Some records:
****
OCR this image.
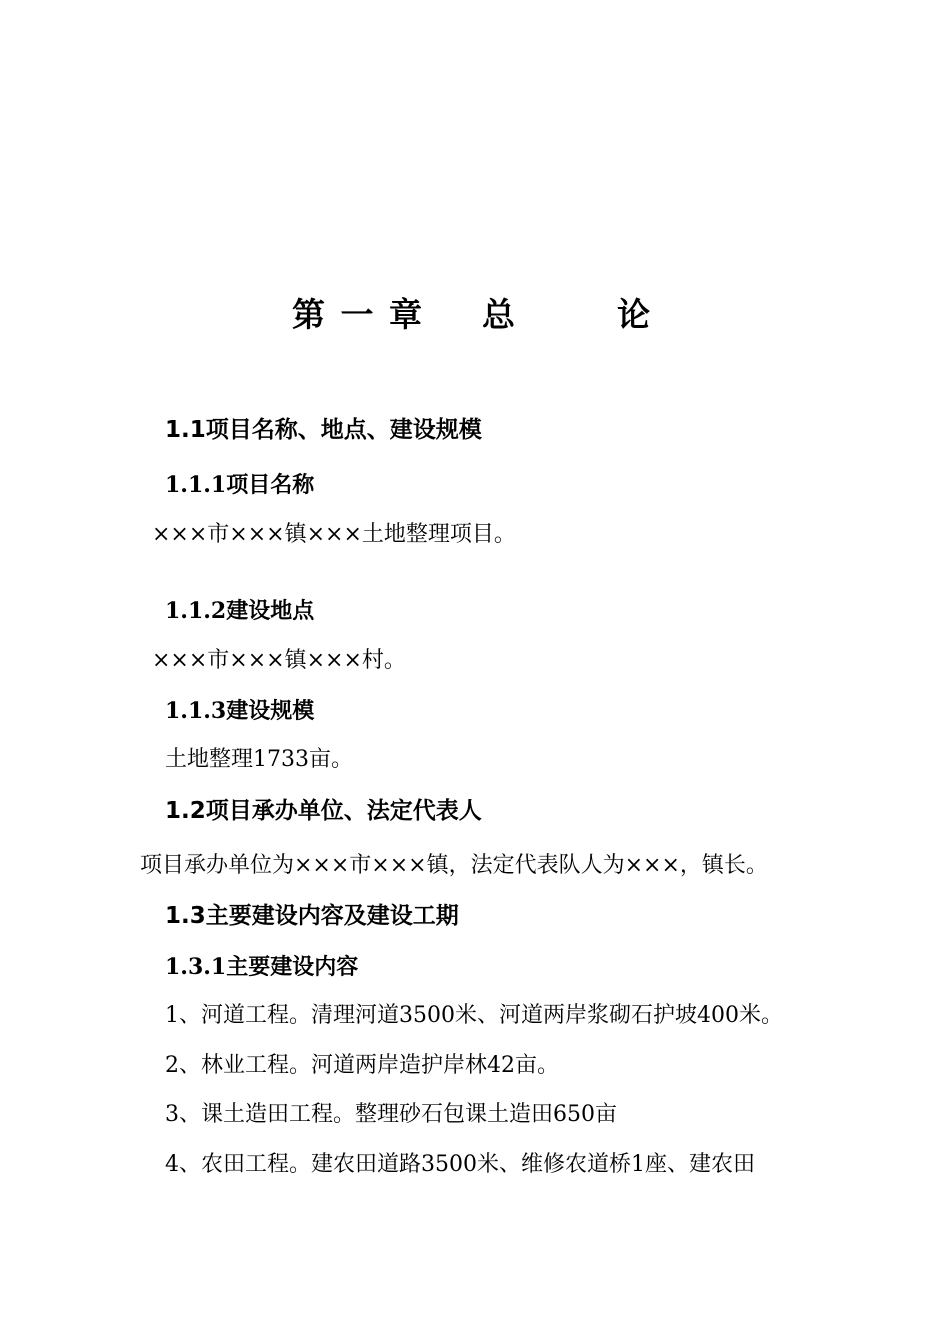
第 一 章 总	论
1.1项目名称、地点、建设规模
1.1.1项目名称
×××市×××镇×××土地整理项目。
1.1.2建设地点
×××市×××镇×××村。
1.1.3建设规模
土地整理1733亩。
1.2项目承办单位、法定代表人
项目承办单位为×××市×××镇，法定代表队人为×××，镇长。
1.3主要建设内容及建设工期
1.3.1主要建设内容
1、河道工程。清理河道3500米、河道两岸浆砌石护坡400米。
2、林业工程。河道两岸造护岸林42亩。
3、课土造田工程。整理砂石包课土造田650亩
4、农田工程。建农田道路3500米、维修农道桥1座、建农田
****
Give every record again exactly, apart from the pictures, which stay out.

__Exercise solution__:
OCR this image.
第 一 章 总	论
1.1项目名称、地点、建设规模
1.1.1项目名称
×××市×××镇×××土地整理项目。
1.1.2建设地点
×××市×××镇×××村。
1.1.3建设规模
土地整理1733亩。
1.2项目承办单位、法定代表人
项目承办单位为×××市×××镇，法定代表队人为×××，镇长。
1.3主要建设内容及建设工期
1.3.1主要建设内容
1、河道工程。清理河道3500米、河道两岸浆砌石护坡400米。
2、林业工程。河道两岸造护岸林42亩。
3、课土造田工程。整理砂石包课土造田650亩
4、农田工程。建农田道路3500米、维修农道桥1座、建农田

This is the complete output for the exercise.